── EXCERPTED DATA ──

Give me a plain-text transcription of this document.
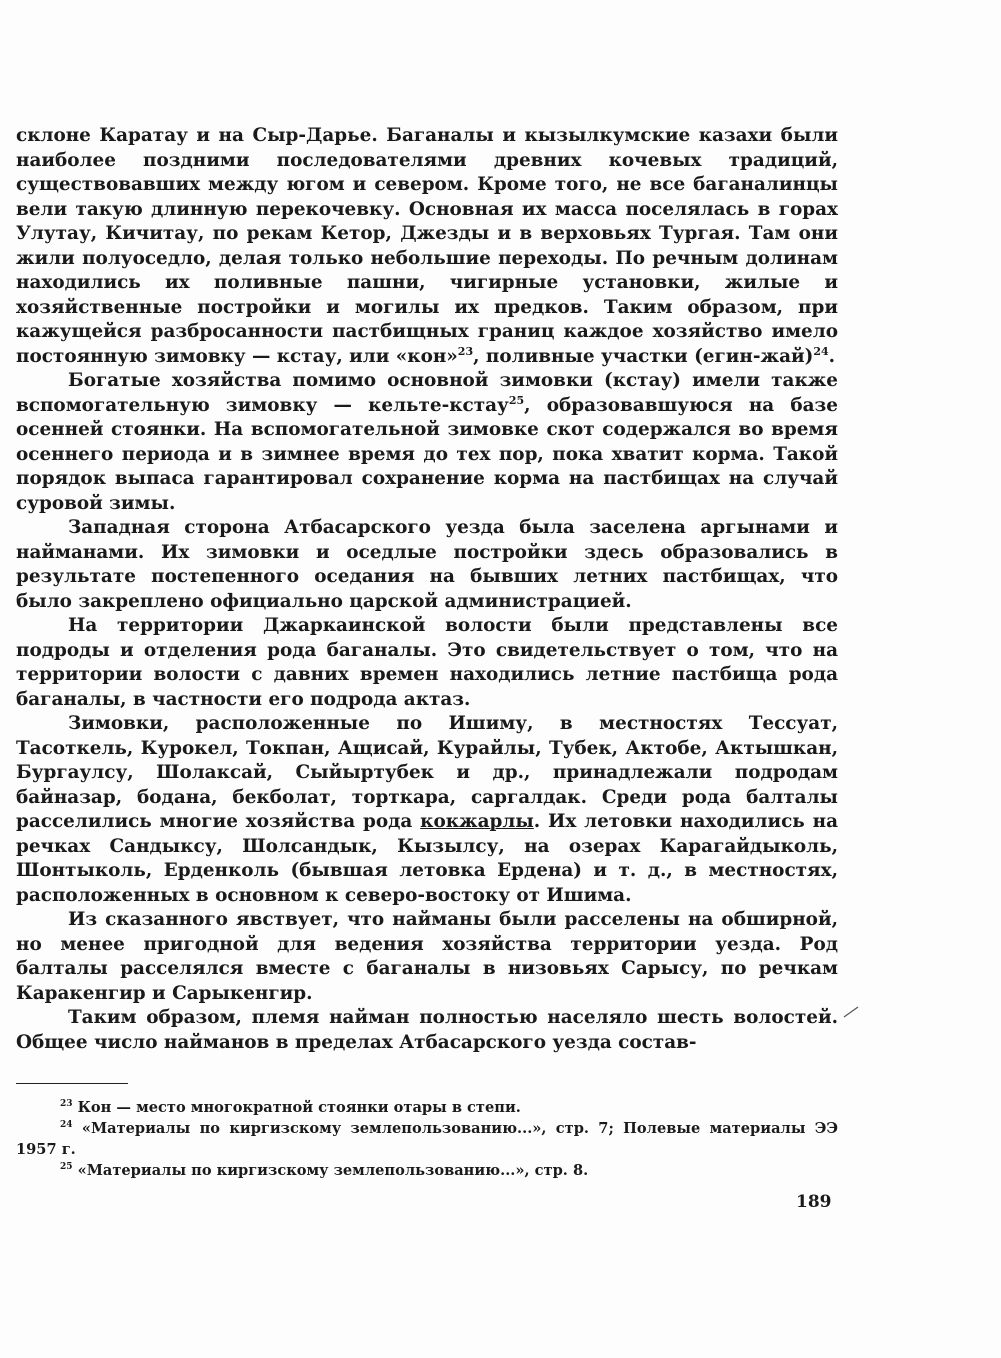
склоне Каратау и на Сыр-Дарье. Баганалы и кызылкумские казахи были наиболее поздними последователями древних кочевых традиций, существовавших между югом и севером. Кроме того, не все баганалинцы вели такую длинную перекочевку. Основная их масса поселялась в горах Улутау, Кичитау, по рекам Кетор, Джезды и в верховьях Тургая. Там они жили полуоседло, делая только небольшие переходы. По речным долинам находились их поливные пашни, чигирные установки, жилые и хозяйственные постройки и могилы их предков. Таким образом, при кажущейся разбросанности пастбищных границ каждое хозяйство имело постоянную зимовку — кстау, или «кон»$^{23}$, поливные участки (егин-жай)$^{24}$.

Богатые хозяйства помимо основной зимовки (кстау) имели также вспомогательную зимовку — кельте-кстау$^{25}$, образовавшуюся на базе осенней стоянки. На вспомогательной зимовке скот содержался во время осеннего периода и в зимнее время до тех пор, пока хватит корма. Такой порядок выпаса гарантировал сохранение корма на пастбищах на случай суровой зимы.

Западная сторона Атбасарского уезда была заселена аргынами и найманами. Их зимовки и оседлые постройки здесь образовались в результате постепенного оседания на бывших летних пастбищах, что было закреплено официально царской администрацией.

На территории Джаркаинской волости были представлены все подроды и отделения рода баганалы. Это свидетельствует о том, что на территории волости с давних времен находились летние пастбища рода баганалы, в частности его подрода актаз.

Зимовки, расположенные по Ишиму, в местностях Тессуат, Тасоткель, Курокел, Токпан, Ащисай, Курайлы, Тубек, Актобе, Актышкан, Бургаулсу, Шолаксай, Сыйыртубек и др., принадлежали подродам байназар, бодана, бекболат, торткара, саргалдак. Среди рода балталы расселились многие хозяйства рода кокжарлы. Их летовки находились на речках Сандыксу, Шолсандык, Кызылсу, на озерах Карагайдыколь, Шонтыколь, Ерденколь (бывшая летовка Ердена) и т. д., в местностях, расположенных в основном к северо-востоку от Ишима.

Из сказанного явствует, что найманы были расселены на обширной, но менее пригодной для ведения хозяйства территории уезда. Род балталы расселялся вместе с баганалы в низовьях Сарысу, по речкам Каракенгир и Сарыкенгир.

Таким образом, племя найман полностью населяло шесть волостей. Общее число найманов в пределах Атбасарского уезда состав-

$^{23}$ Кон — место многократной стоянки отары в степи.

$^{24}$ «Материалы по киргизскому землепользованию...», стр. 7; Полевые материалы ЭЭ 1957 г.

$^{25}$ «Материалы по киргизскому землепользованию...», стр. 8.

189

───

## WORK TO BE COMPLETED:
Looking at the records above, say how many lines hold the string "киргизскому". Write nothing but the number.

## REPLY TO THE EXERCISE:
2